How many lines in the records below contain the string "inner"? Case counts. Reply with the number alone.

### Items drawn from a data source:
☆ ☆ ☆ ☆

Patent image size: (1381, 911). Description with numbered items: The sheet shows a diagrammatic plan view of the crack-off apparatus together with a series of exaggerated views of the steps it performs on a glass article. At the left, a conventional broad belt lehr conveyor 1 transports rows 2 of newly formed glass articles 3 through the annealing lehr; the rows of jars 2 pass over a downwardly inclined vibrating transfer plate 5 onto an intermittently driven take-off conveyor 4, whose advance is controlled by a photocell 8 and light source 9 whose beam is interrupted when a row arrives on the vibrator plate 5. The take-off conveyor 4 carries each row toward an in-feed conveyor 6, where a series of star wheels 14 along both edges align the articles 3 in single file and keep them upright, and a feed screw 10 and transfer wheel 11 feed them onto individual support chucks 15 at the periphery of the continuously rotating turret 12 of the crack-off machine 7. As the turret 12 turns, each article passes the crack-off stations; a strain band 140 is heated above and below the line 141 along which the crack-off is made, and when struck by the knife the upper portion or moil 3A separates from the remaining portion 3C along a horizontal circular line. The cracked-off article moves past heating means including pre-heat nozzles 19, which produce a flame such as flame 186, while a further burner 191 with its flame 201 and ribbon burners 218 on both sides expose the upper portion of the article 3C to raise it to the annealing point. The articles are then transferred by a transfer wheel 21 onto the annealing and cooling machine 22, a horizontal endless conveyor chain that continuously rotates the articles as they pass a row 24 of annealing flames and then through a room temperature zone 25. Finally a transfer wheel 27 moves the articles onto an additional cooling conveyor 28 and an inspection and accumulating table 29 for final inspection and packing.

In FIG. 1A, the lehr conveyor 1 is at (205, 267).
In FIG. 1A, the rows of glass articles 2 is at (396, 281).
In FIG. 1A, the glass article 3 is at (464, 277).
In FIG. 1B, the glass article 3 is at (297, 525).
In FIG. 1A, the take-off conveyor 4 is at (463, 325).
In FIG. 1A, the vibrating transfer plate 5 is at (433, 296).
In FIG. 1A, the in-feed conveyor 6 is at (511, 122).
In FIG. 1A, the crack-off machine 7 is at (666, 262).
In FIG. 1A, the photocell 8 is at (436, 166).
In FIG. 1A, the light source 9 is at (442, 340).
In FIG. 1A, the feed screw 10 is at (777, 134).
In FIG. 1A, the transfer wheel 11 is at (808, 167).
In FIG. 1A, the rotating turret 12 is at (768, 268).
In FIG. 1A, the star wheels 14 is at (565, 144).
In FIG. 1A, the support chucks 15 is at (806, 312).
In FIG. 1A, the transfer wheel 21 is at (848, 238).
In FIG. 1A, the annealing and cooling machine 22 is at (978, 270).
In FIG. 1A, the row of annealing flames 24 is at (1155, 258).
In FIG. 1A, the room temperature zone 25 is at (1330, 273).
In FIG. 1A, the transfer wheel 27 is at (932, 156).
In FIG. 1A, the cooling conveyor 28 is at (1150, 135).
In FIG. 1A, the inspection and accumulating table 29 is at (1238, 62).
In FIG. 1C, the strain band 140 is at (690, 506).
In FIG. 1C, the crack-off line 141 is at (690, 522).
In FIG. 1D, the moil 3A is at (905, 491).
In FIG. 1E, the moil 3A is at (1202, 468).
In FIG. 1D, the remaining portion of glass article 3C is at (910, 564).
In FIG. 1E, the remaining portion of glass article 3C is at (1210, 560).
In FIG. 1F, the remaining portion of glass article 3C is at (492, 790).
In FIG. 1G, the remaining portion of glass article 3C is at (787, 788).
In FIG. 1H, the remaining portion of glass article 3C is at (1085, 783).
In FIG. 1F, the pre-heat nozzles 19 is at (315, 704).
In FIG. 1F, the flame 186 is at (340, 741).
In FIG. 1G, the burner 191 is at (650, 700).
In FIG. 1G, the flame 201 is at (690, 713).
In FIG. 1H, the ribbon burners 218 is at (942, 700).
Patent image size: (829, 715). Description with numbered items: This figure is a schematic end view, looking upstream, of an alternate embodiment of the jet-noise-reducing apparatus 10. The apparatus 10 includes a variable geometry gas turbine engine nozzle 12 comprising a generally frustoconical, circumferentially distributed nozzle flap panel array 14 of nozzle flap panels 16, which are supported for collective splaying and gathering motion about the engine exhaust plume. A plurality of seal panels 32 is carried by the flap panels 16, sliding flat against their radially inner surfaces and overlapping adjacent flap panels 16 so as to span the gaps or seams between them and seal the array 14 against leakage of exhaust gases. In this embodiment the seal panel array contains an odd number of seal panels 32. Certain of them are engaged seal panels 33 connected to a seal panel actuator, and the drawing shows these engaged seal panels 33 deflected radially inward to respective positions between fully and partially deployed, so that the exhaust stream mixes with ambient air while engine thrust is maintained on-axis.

☆ ☆ ☆ ☆

### Worked solution:
1